» EXERCISE AIM:
From the records below, pull each line that has "this".

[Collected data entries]
+ + + + +
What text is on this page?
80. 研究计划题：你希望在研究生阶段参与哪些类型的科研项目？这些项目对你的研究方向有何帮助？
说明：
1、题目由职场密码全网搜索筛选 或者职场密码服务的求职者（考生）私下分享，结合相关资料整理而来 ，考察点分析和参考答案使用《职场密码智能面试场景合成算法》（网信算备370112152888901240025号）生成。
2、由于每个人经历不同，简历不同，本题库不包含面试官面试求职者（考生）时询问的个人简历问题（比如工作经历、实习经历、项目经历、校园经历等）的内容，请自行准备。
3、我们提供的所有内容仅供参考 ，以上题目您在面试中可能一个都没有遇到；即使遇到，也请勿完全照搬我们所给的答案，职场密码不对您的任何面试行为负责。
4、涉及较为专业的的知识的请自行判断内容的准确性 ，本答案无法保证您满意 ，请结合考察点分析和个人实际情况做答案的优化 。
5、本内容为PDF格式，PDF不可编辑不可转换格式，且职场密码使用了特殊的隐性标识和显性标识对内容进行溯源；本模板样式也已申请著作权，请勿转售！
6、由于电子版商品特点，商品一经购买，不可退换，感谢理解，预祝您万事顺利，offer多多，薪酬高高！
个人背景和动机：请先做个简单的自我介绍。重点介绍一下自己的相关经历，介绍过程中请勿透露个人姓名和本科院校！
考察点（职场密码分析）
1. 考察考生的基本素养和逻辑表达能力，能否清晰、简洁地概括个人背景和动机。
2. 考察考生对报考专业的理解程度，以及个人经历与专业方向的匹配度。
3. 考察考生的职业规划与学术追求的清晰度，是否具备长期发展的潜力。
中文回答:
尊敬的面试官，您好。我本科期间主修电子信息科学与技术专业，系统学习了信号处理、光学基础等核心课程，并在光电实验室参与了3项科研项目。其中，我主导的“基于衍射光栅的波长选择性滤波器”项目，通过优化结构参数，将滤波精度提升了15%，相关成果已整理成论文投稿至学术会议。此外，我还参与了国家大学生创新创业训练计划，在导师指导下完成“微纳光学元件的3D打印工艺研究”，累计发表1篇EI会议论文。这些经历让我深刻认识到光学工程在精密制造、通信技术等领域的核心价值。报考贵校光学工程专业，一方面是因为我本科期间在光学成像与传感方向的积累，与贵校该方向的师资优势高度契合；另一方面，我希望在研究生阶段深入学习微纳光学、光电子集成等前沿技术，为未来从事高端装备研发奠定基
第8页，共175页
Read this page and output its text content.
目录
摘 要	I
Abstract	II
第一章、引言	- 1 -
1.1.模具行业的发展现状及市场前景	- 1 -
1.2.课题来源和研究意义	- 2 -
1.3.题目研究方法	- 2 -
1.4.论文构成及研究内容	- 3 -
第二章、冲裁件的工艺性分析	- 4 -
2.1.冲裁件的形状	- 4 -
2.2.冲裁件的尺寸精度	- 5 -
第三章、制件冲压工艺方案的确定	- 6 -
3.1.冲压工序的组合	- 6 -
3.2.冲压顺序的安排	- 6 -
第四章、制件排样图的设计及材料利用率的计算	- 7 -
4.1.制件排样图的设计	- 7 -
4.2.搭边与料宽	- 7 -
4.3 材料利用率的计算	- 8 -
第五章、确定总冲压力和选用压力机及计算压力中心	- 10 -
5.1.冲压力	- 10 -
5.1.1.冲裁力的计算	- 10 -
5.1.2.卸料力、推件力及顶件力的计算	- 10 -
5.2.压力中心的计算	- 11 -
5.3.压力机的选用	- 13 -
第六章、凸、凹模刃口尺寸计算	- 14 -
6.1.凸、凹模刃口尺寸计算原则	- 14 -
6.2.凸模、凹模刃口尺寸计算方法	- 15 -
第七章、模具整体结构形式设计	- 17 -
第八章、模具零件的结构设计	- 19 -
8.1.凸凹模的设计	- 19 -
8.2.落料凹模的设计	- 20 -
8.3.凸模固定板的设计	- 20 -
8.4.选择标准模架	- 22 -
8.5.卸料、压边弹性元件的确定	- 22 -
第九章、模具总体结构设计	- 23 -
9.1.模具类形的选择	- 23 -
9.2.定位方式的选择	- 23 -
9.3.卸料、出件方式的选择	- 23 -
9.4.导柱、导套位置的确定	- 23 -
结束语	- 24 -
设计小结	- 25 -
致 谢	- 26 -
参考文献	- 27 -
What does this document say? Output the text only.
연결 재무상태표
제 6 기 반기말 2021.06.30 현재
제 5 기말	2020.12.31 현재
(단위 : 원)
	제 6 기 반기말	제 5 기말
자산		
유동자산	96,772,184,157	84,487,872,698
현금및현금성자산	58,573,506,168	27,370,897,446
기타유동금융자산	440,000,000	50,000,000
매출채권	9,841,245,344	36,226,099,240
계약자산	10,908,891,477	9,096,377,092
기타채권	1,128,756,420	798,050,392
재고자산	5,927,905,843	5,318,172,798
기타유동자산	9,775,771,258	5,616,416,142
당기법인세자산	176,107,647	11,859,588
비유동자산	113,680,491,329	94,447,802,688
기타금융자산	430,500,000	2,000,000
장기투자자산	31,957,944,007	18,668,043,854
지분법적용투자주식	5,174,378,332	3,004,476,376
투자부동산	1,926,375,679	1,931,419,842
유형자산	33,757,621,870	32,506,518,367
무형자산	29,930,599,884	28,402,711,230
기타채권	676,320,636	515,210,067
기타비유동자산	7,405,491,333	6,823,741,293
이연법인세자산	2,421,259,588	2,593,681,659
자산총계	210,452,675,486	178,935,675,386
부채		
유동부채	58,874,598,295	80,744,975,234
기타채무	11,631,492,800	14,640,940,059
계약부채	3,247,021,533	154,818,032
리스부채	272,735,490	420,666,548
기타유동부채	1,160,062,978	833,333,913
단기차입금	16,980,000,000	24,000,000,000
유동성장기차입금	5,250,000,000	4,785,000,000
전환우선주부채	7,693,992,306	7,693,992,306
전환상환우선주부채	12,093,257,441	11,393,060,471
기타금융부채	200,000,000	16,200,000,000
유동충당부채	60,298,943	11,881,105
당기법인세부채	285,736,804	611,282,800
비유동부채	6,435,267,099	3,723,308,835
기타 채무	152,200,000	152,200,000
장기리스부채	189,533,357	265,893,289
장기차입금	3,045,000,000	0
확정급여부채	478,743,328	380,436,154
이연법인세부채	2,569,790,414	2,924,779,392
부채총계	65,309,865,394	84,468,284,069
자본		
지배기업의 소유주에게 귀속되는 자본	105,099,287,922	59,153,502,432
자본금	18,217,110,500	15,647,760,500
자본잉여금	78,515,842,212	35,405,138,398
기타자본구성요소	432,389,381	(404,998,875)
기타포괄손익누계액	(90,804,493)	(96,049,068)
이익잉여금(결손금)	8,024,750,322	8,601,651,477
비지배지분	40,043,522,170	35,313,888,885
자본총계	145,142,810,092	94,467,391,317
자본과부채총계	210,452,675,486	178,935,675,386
+ + + + +
» EXERCISE ANSWER:
What text is on this page?
Read this page and output its text content.
What does this document say? Output the text only.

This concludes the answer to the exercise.